[Records contained in a dataset]
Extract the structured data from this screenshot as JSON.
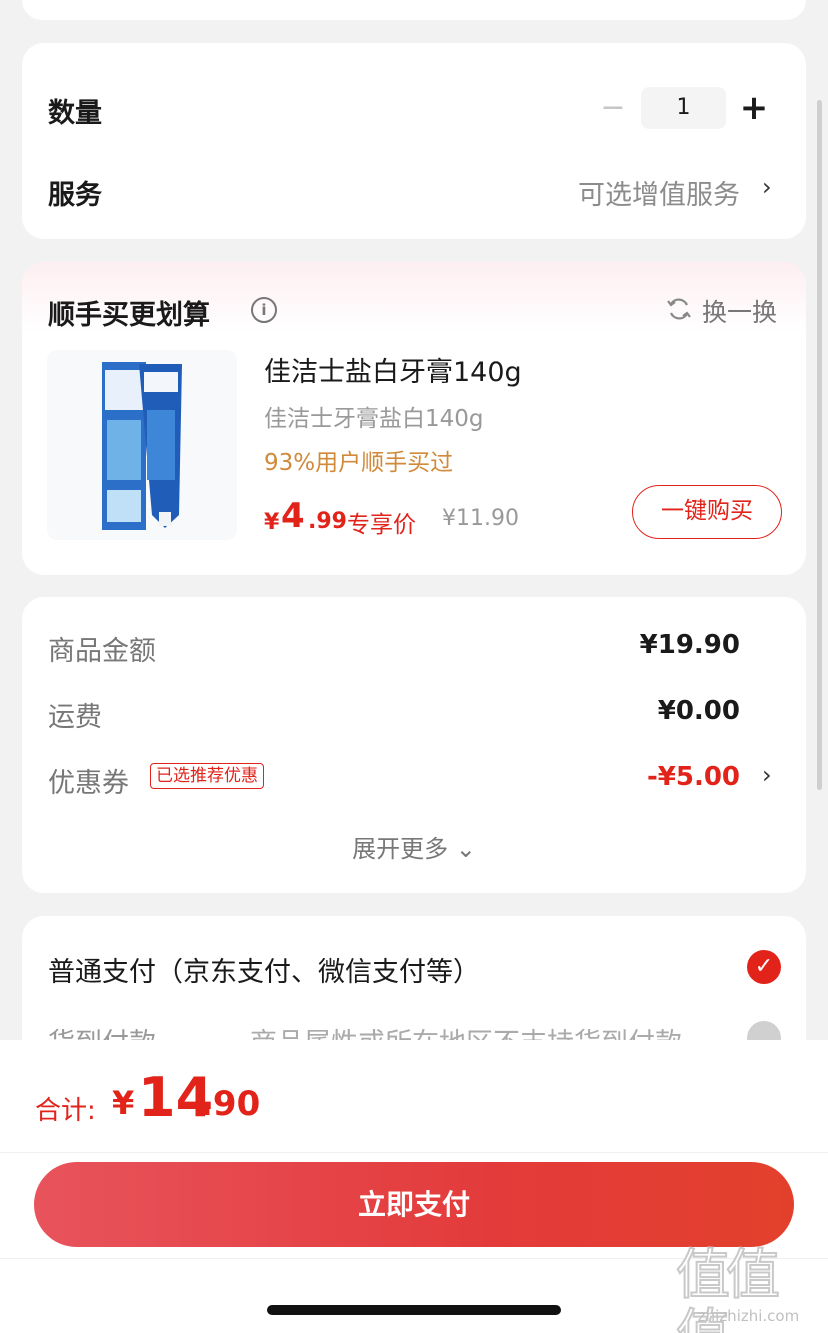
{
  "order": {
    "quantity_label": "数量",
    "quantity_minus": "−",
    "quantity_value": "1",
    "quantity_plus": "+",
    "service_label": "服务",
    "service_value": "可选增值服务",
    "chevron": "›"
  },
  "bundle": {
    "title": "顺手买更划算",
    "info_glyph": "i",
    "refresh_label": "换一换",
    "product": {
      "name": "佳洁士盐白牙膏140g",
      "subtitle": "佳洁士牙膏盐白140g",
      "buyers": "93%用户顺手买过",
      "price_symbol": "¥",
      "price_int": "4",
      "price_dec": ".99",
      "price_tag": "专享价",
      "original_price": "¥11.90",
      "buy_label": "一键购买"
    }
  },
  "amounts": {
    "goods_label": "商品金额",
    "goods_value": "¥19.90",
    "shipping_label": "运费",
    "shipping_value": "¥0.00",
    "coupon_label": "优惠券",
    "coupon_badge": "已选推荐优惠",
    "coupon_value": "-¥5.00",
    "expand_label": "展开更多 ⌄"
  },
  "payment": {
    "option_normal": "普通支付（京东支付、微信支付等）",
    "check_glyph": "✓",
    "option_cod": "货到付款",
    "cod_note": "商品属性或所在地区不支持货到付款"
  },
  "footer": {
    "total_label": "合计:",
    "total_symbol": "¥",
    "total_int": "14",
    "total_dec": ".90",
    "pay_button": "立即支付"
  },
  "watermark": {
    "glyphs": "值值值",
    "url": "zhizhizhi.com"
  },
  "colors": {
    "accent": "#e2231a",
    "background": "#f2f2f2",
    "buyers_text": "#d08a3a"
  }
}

◆ Set exercise: Extract all the entries word for word; omit any pictures.

◆ Answer to this problem:
Extract the structured data from this screenshot as JSON.
{
  "order": {
    "quantity_label": "数量",
    "quantity_minus": "−",
    "quantity_value": "1",
    "quantity_plus": "+",
    "service_label": "服务",
    "service_value": "可选增值服务",
    "chevron": "›"
  },
  "bundle": {
    "title": "顺手买更划算",
    "info_glyph": "i",
    "refresh_label": "换一换",
    "product": {
      "name": "佳洁士盐白牙膏140g",
      "subtitle": "佳洁士牙膏盐白140g",
      "buyers": "93%用户顺手买过",
      "price_symbol": "¥",
      "price_int": "4",
      "price_dec": ".99",
      "price_tag": "专享价",
      "original_price": "¥11.90",
      "buy_label": "一键购买"
    }
  },
  "amounts": {
    "goods_label": "商品金额",
    "goods_value": "¥19.90",
    "shipping_label": "运费",
    "shipping_value": "¥0.00",
    "coupon_label": "优惠券",
    "coupon_badge": "已选推荐优惠",
    "coupon_value": "-¥5.00",
    "expand_label": "展开更多 ⌄"
  },
  "payment": {
    "option_normal": "普通支付（京东支付、微信支付等）",
    "check_glyph": "✓",
    "option_cod": "货到付款",
    "cod_note": "商品属性或所在地区不支持货到付款"
  },
  "footer": {
    "total_label": "合计:",
    "total_symbol": "¥",
    "total_int": "14",
    "total_dec": ".90",
    "pay_button": "立即支付"
  },
  "watermark": {
    "glyphs": "值值值",
    "url": "zhizhizhi.com"
  },
  "colors": {
    "accent": "#e2231a",
    "background": "#f2f2f2",
    "buyers_text": "#d08a3a"
  }
}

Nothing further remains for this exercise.